[Dataset items]

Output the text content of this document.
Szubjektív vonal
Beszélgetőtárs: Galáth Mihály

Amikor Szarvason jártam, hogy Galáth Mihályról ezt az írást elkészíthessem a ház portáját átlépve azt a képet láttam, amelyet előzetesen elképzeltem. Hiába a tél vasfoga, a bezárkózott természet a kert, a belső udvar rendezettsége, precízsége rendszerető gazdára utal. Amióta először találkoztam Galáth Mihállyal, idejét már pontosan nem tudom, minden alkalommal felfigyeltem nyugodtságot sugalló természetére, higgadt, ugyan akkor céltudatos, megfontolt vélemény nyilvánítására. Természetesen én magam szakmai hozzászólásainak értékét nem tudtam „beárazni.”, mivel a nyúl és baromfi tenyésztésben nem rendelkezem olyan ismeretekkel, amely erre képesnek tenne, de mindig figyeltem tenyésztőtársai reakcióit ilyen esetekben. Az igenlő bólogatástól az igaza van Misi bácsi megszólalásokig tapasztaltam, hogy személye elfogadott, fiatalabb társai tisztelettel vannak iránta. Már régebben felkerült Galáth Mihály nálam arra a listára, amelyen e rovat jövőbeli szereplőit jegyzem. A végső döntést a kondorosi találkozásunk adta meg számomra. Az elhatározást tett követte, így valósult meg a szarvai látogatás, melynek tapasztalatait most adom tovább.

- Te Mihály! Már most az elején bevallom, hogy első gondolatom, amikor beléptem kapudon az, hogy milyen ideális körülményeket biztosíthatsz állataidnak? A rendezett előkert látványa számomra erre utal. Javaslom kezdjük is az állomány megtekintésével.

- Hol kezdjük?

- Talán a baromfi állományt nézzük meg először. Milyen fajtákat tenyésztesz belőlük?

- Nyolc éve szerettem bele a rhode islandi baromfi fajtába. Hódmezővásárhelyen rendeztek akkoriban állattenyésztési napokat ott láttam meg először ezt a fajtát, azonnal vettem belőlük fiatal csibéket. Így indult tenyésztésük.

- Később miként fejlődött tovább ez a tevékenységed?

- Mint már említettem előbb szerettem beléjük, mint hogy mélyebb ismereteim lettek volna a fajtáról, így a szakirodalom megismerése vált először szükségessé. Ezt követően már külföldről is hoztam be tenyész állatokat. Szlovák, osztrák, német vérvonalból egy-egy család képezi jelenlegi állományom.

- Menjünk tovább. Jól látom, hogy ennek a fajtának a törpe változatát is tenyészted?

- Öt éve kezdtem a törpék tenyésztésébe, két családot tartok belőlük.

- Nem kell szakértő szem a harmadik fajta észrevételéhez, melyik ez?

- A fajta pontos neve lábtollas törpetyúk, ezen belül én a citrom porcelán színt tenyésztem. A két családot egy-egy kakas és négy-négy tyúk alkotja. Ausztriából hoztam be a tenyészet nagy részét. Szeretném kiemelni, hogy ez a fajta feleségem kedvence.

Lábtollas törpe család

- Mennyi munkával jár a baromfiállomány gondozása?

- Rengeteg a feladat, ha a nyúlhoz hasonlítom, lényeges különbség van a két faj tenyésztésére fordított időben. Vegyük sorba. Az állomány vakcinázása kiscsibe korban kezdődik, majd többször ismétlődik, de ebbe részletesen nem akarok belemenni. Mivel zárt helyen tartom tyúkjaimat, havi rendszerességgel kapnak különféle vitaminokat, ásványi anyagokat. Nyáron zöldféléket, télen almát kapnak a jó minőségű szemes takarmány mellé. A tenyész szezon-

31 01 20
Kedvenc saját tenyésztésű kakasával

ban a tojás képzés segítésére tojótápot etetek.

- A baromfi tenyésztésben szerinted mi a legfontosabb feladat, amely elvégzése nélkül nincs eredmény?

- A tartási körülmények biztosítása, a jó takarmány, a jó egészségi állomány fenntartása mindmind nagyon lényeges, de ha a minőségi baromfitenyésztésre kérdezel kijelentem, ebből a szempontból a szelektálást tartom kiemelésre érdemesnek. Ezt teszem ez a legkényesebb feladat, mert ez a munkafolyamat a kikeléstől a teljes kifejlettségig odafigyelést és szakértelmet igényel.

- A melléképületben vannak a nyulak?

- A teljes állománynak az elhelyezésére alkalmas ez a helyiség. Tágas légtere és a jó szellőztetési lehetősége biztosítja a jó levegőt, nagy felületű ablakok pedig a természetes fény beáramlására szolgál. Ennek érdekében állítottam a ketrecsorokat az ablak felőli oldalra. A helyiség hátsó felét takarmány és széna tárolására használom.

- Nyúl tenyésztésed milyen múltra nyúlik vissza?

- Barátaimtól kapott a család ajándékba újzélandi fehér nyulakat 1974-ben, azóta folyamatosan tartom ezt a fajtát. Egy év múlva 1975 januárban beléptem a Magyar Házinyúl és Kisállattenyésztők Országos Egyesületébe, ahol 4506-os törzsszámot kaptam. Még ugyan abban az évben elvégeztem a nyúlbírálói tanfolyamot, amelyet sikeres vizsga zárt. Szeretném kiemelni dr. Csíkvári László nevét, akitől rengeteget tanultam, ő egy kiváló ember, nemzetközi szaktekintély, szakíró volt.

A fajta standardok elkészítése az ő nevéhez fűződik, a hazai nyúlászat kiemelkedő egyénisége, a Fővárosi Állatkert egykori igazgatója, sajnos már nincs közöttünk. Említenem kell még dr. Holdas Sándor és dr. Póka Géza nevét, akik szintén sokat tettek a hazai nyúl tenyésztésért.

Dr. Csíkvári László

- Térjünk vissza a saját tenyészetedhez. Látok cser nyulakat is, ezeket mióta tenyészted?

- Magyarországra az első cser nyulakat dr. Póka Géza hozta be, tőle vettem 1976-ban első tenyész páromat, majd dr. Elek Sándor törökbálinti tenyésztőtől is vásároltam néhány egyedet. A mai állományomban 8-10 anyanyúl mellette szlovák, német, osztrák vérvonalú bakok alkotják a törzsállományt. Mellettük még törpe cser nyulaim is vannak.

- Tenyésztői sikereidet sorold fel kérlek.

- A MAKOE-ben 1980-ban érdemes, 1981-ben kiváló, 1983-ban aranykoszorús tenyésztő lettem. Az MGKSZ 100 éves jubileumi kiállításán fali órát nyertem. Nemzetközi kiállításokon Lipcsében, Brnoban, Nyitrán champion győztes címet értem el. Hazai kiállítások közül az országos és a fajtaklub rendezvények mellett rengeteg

*Exercise objective*.
Locate the word "szerettem" in the entries, and copy every line where it is found.

*The solution*.
- Nyolc éve szerettem bele a rhode islandi baromfi fajtába. Hódmezővásárhelyen rendeztek akkoriban állattenyésztési napokat ott láttam meg először ezt a fajtát, azonnal vettem belőlük fiatal csibéket. Így indult tenyésztésük.
- Mint már említettem előbb szerettem beléjük, mint hogy mélyebb ismereteim lettek volna a fajtáról, így a szakirodalom megismerése vált először szükségessé. Ezt követően már külföldről is hoztam be tenyész állatokat. Szlovák, osztrák, német vérvonalból egy-egy család képezi jelenlegi állományom.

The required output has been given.